Given task:
Print every entry, word for word, and skip the images.

Records shown:

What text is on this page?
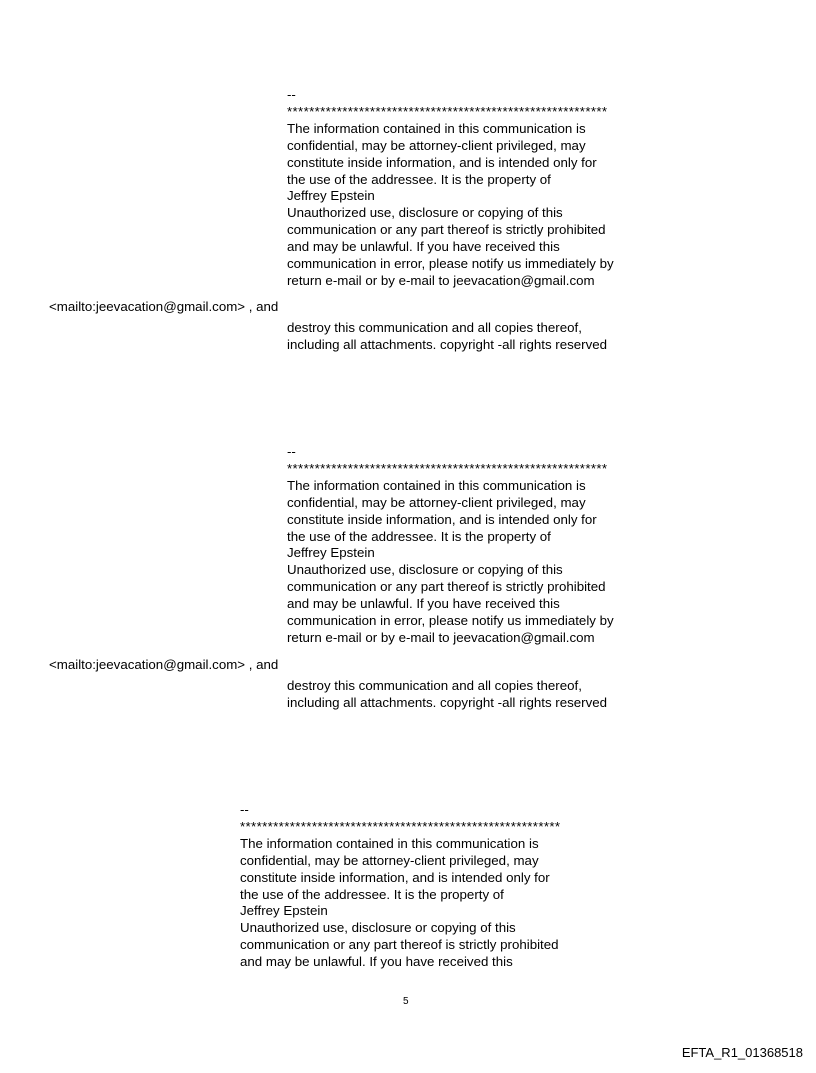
--
**********************************************************
The information contained in this communication is
confidential, may be attorney-client privileged, may
constitute inside information, and is intended only for
the use of the addressee. It is the property of
Jeffrey Epstein
Unauthorized use, disclosure or copying of this
communication or any part thereof is strictly prohibited
and may be unlawful. If you have received this
communication in error, please notify us immediately by
return e-mail or by e-mail to jeevacation@gmail.com
<mailto:jeevacation@gmail.com> , and
destroy this communication and all copies thereof,
including all attachments. copyright -all rights reserved
--
**********************************************************
The information contained in this communication is
confidential, may be attorney-client privileged, may
constitute inside information, and is intended only for
the use of the addressee. It is the property of
Jeffrey Epstein
Unauthorized use, disclosure or copying of this
communication or any part thereof is strictly prohibited
and may be unlawful. If you have received this
communication in error, please notify us immediately by
return e-mail or by e-mail to jeevacation@gmail.com
<mailto:jeevacation@gmail.com> , and
destroy this communication and all copies thereof,
including all attachments. copyright -all rights reserved
--
**********************************************************
The information contained in this communication is
confidential, may be attorney-client privileged, may
constitute inside information, and is intended only for
the use of the addressee. It is the property of
Jeffrey Epstein
Unauthorized use, disclosure or copying of this
communication or any part thereof is strictly prohibited
and may be unlawful. If you have received this
5
EFTA_R1_01368518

Written solution:
What text is on this page?
--
**********************************************************
The information contained in this communication is
confidential, may be attorney-client privileged, may
constitute inside information, and is intended only for
the use of the addressee. It is the property of
Jeffrey Epstein
Unauthorized use, disclosure or copying of this
communication or any part thereof is strictly prohibited
and may be unlawful. If you have received this
communication in error, please notify us immediately by
return e-mail or by e-mail to jeevacation@gmail.com
<mailto:jeevacation@gmail.com> , and
destroy this communication and all copies thereof,
including all attachments. copyright -all rights reserved
--
**********************************************************
The information contained in this communication is
confidential, may be attorney-client privileged, may
constitute inside information, and is intended only for
the use of the addressee. It is the property of
Jeffrey Epstein
Unauthorized use, disclosure or copying of this
communication or any part thereof is strictly prohibited
and may be unlawful. If you have received this
communication in error, please notify us immediately by
return e-mail or by e-mail to jeevacation@gmail.com
<mailto:jeevacation@gmail.com> , and
destroy this communication and all copies thereof,
including all attachments. copyright -all rights reserved
--
**********************************************************
The information contained in this communication is
confidential, may be attorney-client privileged, may
constitute inside information, and is intended only for
the use of the addressee. It is the property of
Jeffrey Epstein
Unauthorized use, disclosure or copying of this
communication or any part thereof is strictly prohibited
and may be unlawful. If you have received this
5
EFTA_R1_01368518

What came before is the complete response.